• [Exercise aim] Copy every line of the records below character for character, leaving out the pictures.

:::::

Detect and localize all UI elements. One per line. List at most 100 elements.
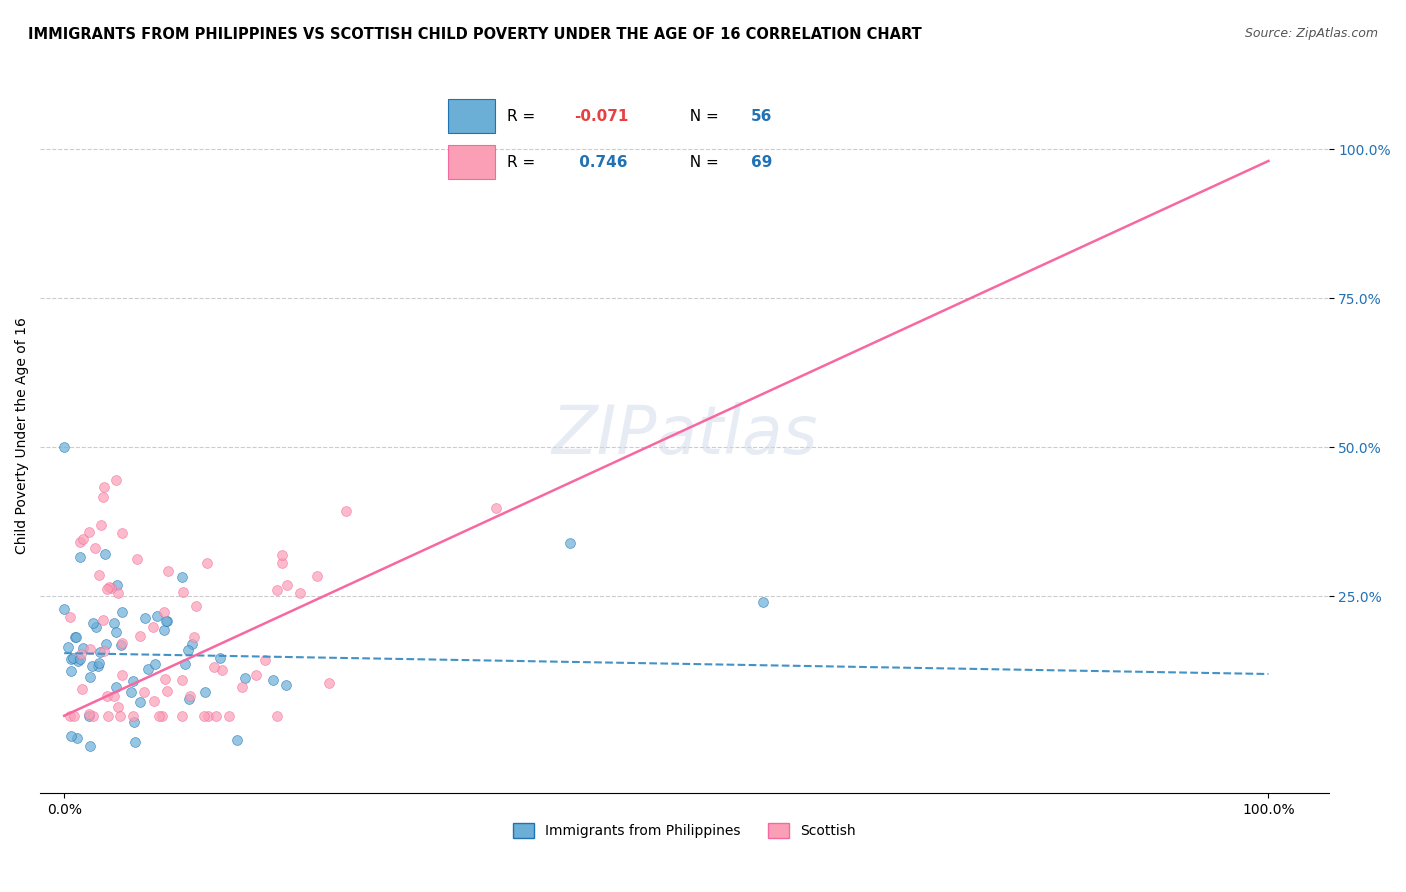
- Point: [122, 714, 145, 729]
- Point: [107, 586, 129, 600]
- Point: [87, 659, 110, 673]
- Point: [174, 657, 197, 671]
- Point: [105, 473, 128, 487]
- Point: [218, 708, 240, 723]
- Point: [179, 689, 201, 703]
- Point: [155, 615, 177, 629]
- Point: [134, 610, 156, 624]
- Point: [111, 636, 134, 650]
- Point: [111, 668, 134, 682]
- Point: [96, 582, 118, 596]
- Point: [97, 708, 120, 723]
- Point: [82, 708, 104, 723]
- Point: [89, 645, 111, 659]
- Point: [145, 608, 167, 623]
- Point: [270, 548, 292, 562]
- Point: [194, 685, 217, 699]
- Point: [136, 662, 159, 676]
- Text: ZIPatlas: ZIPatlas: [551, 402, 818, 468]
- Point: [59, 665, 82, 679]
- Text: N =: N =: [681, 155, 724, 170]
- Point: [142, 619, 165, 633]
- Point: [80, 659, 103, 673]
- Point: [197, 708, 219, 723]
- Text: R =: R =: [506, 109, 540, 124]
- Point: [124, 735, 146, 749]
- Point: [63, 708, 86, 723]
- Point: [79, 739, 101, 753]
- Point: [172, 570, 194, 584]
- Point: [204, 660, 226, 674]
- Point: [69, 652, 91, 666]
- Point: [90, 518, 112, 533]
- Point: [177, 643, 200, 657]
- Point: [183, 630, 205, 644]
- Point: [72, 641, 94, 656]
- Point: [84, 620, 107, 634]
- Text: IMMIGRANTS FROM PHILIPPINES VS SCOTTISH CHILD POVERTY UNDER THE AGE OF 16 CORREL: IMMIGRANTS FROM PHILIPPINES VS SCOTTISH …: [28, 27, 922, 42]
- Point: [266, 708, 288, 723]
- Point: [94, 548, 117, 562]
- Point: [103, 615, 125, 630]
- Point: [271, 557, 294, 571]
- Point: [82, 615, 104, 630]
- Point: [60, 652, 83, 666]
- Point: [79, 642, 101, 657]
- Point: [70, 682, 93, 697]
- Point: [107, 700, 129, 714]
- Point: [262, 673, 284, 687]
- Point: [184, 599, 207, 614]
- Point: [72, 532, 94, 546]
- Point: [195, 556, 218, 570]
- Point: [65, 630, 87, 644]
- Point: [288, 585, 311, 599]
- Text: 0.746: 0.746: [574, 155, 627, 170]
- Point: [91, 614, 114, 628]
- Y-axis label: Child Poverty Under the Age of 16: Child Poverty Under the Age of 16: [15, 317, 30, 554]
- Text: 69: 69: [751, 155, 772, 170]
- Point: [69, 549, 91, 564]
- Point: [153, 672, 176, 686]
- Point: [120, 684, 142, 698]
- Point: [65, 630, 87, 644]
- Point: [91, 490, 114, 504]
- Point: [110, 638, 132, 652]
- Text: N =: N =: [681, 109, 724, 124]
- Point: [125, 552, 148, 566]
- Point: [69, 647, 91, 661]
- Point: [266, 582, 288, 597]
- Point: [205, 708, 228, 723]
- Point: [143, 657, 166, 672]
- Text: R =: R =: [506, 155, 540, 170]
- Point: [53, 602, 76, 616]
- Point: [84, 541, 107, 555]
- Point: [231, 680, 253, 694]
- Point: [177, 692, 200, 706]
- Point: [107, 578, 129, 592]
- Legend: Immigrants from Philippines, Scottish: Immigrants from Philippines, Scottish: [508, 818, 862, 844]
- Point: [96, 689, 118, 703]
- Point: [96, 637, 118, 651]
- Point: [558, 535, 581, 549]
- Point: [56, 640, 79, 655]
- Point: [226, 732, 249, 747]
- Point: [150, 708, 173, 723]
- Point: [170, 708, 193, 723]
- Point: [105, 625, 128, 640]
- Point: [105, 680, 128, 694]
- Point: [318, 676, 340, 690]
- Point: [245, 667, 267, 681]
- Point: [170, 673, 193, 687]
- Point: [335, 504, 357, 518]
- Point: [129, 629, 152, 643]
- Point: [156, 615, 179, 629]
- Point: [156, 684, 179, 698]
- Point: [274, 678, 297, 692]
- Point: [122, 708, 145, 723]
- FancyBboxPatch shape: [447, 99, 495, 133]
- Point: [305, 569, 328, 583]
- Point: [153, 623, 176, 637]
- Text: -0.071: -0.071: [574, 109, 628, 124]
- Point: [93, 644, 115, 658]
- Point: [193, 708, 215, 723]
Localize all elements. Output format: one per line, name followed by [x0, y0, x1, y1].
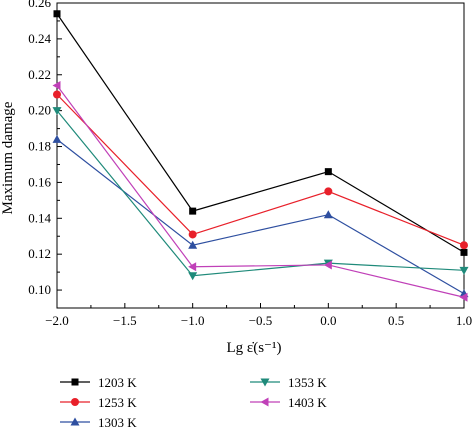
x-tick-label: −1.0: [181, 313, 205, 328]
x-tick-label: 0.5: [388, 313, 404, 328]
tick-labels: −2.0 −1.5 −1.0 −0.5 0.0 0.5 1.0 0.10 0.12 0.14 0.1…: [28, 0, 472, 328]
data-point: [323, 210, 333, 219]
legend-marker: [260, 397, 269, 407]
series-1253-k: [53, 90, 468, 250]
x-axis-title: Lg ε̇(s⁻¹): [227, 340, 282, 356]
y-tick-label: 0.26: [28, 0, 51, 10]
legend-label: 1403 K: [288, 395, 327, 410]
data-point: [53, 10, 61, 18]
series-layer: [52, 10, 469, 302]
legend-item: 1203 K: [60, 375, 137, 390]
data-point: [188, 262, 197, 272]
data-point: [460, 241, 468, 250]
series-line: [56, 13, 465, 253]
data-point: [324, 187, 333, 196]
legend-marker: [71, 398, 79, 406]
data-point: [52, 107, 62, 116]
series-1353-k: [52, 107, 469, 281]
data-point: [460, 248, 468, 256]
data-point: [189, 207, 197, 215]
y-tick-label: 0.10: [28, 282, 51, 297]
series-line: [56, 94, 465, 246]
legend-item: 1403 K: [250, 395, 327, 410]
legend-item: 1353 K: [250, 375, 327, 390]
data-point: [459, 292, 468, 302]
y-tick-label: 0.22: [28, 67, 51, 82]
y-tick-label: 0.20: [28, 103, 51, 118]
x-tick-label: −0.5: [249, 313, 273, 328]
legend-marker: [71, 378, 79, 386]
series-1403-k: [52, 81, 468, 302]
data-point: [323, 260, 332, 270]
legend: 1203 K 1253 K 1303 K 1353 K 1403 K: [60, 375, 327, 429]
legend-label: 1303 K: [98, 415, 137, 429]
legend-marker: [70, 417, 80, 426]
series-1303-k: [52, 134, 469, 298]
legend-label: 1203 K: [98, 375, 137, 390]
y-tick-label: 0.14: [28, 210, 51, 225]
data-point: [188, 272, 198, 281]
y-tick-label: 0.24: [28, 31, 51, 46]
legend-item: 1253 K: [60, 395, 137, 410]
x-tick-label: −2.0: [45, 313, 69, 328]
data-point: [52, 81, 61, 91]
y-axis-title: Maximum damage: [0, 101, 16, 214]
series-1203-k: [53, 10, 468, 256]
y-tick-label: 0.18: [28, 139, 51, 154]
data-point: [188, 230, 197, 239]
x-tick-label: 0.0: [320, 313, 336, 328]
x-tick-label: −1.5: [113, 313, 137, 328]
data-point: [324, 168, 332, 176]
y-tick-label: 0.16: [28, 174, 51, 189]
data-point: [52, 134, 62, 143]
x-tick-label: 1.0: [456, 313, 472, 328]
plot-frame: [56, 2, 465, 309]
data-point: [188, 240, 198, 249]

:::::

• [Response to the task]
Detect and localize all UI elements. One per line. List at most 100 elements.
- Point: [122, 714, 145, 729]
- Point: [107, 586, 129, 600]
- Point: [87, 659, 110, 673]
- Point: [174, 657, 197, 671]
- Point: [105, 473, 128, 487]
- Point: [218, 708, 240, 723]
- Point: [179, 689, 201, 703]
- Point: [155, 615, 177, 629]
- Point: [134, 610, 156, 624]
- Point: [111, 636, 134, 650]
- Point: [111, 668, 134, 682]
- Point: [96, 582, 118, 596]
- Point: [97, 708, 120, 723]
- Point: [82, 708, 104, 723]
- Point: [89, 645, 111, 659]
- Point: [145, 608, 167, 623]
- Point: [270, 548, 292, 562]
- Point: [194, 685, 217, 699]
- Point: [136, 662, 159, 676]
- Text: ZIPatlas: ZIPatlas: [551, 402, 818, 468]
- Point: [59, 665, 82, 679]
- Text: N =: N =: [681, 155, 724, 170]
- Point: [142, 619, 165, 633]
- Point: [80, 659, 103, 673]
- Point: [197, 708, 219, 723]
- Text: R =: R =: [506, 109, 540, 124]
- Point: [124, 735, 146, 749]
- Point: [63, 708, 86, 723]
- Point: [79, 739, 101, 753]
- Point: [172, 570, 194, 584]
- Point: [204, 660, 226, 674]
- Point: [69, 652, 91, 666]
- Point: [90, 518, 112, 533]
- Point: [177, 643, 200, 657]
- Point: [183, 630, 205, 644]
- Point: [72, 641, 94, 656]
- Point: [84, 620, 107, 634]
- Text: IMMIGRANTS FROM PHILIPPINES VS SCOTTISH CHILD POVERTY UNDER THE AGE OF 16 CORREL: IMMIGRANTS FROM PHILIPPINES VS SCOTTISH …: [28, 27, 922, 42]
- Point: [266, 708, 288, 723]
- Point: [94, 548, 117, 562]
- Point: [103, 615, 125, 630]
- Point: [271, 557, 294, 571]
- Point: [82, 615, 104, 630]
- Point: [60, 652, 83, 666]
- Point: [79, 642, 101, 657]
- Point: [70, 682, 93, 697]
- Point: [107, 700, 129, 714]
- Point: [262, 673, 284, 687]
- Point: [184, 599, 207, 614]
- Point: [72, 532, 94, 546]
- Point: [195, 556, 218, 570]
- Point: [65, 630, 87, 644]
- Point: [288, 585, 311, 599]
- Text: 0.746: 0.746: [574, 155, 627, 170]
- Point: [91, 614, 114, 628]
- Y-axis label: Child Poverty Under the Age of 16: Child Poverty Under the Age of 16: [15, 317, 30, 554]
- Text: 69: 69: [751, 155, 772, 170]
- Point: [69, 549, 91, 564]
- Point: [153, 672, 176, 686]
- Point: [120, 684, 142, 698]
- Point: [65, 630, 87, 644]
- Point: [91, 490, 114, 504]
- Point: [110, 638, 132, 652]
- Text: N =: N =: [681, 109, 724, 124]
- Point: [125, 552, 148, 566]
- Point: [69, 647, 91, 661]
- Point: [266, 582, 288, 597]
- Point: [205, 708, 228, 723]
- Point: [143, 657, 166, 672]
- Text: R =: R =: [506, 155, 540, 170]
- Point: [53, 602, 76, 616]
- Point: [84, 541, 107, 555]
- Point: [231, 680, 253, 694]
- Point: [177, 692, 200, 706]
- Point: [107, 578, 129, 592]
- Legend: Immigrants from Philippines, Scottish: Immigrants from Philippines, Scottish: [508, 818, 862, 844]
- Point: [96, 689, 118, 703]
- Point: [96, 637, 118, 651]
- Point: [558, 535, 581, 549]
- Point: [56, 640, 79, 655]
- Point: [226, 732, 249, 747]
- Point: [150, 708, 173, 723]
- Point: [170, 708, 193, 723]
- Point: [105, 625, 128, 640]
- Point: [105, 680, 128, 694]
- Point: [318, 676, 340, 690]
- Point: [245, 667, 267, 681]
- Point: [170, 673, 193, 687]
- Point: [335, 504, 357, 518]
- Point: [129, 629, 152, 643]
- Point: [156, 615, 179, 629]
- Point: [156, 684, 179, 698]
- Point: [274, 678, 297, 692]
- Point: [122, 708, 145, 723]
- FancyBboxPatch shape: [447, 99, 495, 133]
- Point: [305, 569, 328, 583]
- Point: [153, 623, 176, 637]
- Text: -0.071: -0.071: [574, 109, 628, 124]
- Point: [93, 644, 115, 658]
- Point: [193, 708, 215, 723]
Localize all elements. Output format: one per line, name followed by [x0, y0, x1, y1].
x-tick-label: −1.0: [181, 313, 205, 328]
x-tick-label: 0.5: [388, 313, 404, 328]
tick-labels: −2.0 −1.5 −1.0 −0.5 0.0 0.5 1.0 0.10 0.12 0.14 0.1…: [28, 0, 472, 328]
data-point: [323, 210, 333, 219]
legend-marker: [260, 397, 269, 407]
series-1253-k: [53, 90, 468, 250]
x-axis-title: Lg ε̇(s⁻¹): [227, 340, 282, 356]
y-tick-label: 0.26: [28, 0, 51, 10]
legend-label: 1403 K: [288, 395, 327, 410]
data-point: [53, 10, 61, 18]
series-layer: [52, 10, 469, 302]
legend-item: 1203 K: [60, 375, 137, 390]
data-point: [188, 262, 197, 272]
data-point: [460, 241, 468, 250]
series-line: [56, 13, 465, 253]
data-point: [324, 187, 333, 196]
legend-marker: [71, 398, 79, 406]
data-point: [52, 107, 62, 116]
series-1353-k: [52, 107, 469, 281]
data-point: [460, 248, 468, 256]
data-point: [189, 207, 197, 215]
y-tick-label: 0.10: [28, 282, 51, 297]
series-line: [56, 94, 465, 246]
legend-item: 1403 K: [250, 395, 327, 410]
legend-item: 1353 K: [250, 375, 327, 390]
data-point: [459, 292, 468, 302]
y-tick-label: 0.22: [28, 67, 51, 82]
y-tick-label: 0.20: [28, 103, 51, 118]
x-tick-label: −0.5: [249, 313, 273, 328]
legend-marker: [71, 378, 79, 386]
series-1403-k: [52, 81, 468, 302]
data-point: [323, 260, 332, 270]
legend: 1203 K 1253 K 1303 K 1353 K 1403 K: [60, 375, 327, 429]
legend-label: 1303 K: [98, 415, 137, 429]
legend-marker: [70, 417, 80, 426]
series-1303-k: [52, 134, 469, 298]
legend-label: 1203 K: [98, 375, 137, 390]
y-tick-label: 0.14: [28, 210, 51, 225]
data-point: [188, 272, 198, 281]
y-tick-label: 0.24: [28, 31, 51, 46]
legend-item: 1253 K: [60, 395, 137, 410]
x-tick-label: −2.0: [45, 313, 69, 328]
data-point: [52, 81, 61, 91]
y-axis-title: Maximum damage: [0, 101, 16, 214]
series-1203-k: [53, 10, 468, 256]
y-tick-label: 0.18: [28, 139, 51, 154]
data-point: [188, 230, 197, 239]
x-tick-label: 0.0: [320, 313, 336, 328]
x-tick-label: −1.5: [113, 313, 137, 328]
data-point: [324, 168, 332, 176]
y-tick-label: 0.16: [28, 174, 51, 189]
data-point: [52, 134, 62, 143]
x-tick-label: 1.0: [456, 313, 472, 328]
plot-frame: [56, 2, 465, 309]
data-point: [188, 240, 198, 249]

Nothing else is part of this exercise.